## GOAL
From the entries that follow, gather each line holding the word "Default".

## EXTRACTED MATERIAL
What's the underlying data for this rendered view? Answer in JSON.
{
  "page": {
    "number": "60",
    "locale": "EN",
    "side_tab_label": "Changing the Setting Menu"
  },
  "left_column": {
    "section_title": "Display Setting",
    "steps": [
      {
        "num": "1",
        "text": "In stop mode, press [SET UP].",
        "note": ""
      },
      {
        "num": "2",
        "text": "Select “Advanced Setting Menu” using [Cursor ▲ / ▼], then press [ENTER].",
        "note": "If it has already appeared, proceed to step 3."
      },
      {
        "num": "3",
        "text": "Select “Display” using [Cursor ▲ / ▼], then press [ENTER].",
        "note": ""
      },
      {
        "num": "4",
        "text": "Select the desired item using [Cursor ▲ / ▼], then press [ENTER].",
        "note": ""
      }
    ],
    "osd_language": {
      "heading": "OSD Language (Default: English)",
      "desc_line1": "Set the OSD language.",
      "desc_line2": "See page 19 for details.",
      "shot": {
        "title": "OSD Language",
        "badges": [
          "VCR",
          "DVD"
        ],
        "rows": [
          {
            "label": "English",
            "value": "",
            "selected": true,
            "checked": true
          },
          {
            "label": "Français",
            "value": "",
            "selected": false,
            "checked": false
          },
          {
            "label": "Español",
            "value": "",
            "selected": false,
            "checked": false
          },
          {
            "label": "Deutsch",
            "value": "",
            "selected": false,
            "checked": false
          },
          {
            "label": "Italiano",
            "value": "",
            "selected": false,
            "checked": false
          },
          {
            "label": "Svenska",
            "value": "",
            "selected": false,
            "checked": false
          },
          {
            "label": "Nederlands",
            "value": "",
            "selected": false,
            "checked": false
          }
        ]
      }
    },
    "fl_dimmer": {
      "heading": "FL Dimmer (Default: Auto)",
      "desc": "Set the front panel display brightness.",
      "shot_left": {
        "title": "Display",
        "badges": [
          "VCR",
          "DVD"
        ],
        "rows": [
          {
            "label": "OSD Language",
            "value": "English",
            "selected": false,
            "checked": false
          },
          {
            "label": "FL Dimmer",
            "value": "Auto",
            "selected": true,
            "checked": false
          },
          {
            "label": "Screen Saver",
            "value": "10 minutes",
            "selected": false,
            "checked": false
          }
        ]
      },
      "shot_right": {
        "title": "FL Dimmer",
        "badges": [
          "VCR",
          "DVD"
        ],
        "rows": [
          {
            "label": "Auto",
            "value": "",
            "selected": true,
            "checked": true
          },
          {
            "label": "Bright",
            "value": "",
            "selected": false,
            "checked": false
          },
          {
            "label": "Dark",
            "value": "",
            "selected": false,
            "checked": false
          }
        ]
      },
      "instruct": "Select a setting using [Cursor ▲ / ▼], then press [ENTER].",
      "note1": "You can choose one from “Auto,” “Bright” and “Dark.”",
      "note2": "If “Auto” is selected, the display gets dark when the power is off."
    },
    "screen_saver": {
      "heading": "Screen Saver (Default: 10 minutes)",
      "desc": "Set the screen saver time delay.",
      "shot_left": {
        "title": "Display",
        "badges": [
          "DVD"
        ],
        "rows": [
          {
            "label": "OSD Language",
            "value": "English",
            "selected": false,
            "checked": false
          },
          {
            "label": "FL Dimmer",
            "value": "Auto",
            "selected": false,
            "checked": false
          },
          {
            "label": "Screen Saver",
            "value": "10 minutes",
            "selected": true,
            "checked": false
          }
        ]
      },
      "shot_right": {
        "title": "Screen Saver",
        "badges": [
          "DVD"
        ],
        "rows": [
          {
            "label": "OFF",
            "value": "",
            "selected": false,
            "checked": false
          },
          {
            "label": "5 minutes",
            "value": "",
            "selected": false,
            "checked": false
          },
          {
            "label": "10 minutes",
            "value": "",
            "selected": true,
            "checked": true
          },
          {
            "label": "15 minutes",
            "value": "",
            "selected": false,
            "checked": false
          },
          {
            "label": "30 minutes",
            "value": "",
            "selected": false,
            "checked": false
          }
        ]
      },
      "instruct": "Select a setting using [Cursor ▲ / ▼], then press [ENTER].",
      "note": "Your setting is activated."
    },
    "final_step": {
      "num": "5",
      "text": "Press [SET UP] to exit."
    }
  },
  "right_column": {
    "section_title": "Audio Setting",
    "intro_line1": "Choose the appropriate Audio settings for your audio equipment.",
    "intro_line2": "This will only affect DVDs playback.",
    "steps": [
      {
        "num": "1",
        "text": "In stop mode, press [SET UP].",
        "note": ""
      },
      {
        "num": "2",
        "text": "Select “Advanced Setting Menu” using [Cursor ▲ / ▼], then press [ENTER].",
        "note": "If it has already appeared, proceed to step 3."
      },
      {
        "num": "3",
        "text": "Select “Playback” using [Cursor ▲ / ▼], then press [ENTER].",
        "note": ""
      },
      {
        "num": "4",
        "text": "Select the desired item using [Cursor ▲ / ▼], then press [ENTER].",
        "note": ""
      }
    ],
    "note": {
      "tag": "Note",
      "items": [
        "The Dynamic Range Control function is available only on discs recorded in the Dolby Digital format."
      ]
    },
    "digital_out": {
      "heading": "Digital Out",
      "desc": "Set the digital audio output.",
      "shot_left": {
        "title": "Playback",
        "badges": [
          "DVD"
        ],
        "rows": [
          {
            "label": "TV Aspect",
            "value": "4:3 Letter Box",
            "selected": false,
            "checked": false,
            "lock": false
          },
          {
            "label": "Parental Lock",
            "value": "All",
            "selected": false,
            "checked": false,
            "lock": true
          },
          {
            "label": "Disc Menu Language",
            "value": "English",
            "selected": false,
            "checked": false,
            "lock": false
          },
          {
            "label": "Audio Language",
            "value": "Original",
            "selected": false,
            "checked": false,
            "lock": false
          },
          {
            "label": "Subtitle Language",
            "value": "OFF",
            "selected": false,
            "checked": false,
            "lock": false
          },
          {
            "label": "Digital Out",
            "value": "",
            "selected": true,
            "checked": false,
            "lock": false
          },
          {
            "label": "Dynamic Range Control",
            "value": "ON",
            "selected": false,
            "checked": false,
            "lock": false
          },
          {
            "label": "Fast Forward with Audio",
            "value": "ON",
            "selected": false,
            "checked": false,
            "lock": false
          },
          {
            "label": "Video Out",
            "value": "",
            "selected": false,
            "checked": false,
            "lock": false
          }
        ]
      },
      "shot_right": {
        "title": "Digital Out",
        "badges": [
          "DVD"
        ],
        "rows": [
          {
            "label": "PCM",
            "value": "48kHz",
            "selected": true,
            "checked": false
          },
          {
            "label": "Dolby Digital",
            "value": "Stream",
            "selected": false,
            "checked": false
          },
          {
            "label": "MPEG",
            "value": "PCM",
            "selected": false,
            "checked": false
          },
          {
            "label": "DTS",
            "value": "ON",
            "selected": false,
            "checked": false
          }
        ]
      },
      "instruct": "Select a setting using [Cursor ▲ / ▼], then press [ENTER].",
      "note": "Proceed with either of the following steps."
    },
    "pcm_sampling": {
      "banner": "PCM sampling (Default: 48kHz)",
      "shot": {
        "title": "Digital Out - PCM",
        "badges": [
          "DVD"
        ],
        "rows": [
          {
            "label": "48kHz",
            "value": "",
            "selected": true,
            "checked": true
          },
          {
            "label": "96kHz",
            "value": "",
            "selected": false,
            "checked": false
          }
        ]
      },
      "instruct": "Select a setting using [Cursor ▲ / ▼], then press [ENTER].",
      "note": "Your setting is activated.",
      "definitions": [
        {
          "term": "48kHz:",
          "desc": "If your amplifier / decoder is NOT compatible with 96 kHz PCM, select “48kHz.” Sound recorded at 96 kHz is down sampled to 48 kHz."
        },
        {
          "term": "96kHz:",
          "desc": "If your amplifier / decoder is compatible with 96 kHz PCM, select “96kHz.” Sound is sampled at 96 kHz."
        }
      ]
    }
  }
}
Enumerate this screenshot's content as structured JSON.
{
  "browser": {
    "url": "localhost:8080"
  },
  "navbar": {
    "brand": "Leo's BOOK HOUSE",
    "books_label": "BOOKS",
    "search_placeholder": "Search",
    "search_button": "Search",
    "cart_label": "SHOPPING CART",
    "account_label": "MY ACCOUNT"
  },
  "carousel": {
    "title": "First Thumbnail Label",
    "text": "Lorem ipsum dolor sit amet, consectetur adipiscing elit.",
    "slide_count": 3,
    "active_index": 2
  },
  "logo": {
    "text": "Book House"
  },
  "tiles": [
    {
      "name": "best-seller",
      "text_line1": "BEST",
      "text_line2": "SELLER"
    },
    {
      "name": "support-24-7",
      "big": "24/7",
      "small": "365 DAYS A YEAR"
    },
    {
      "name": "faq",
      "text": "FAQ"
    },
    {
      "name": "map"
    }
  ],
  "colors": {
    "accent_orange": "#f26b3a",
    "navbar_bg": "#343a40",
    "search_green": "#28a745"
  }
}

## WRITTEN ANSWER
      "heading": "OSD Language (Default: English)",
      "heading": "FL Dimmer (Default: Auto)",
      "heading": "Screen Saver (Default: 10 minutes)",
      "banner": "PCM sampling (Default: 48kHz)",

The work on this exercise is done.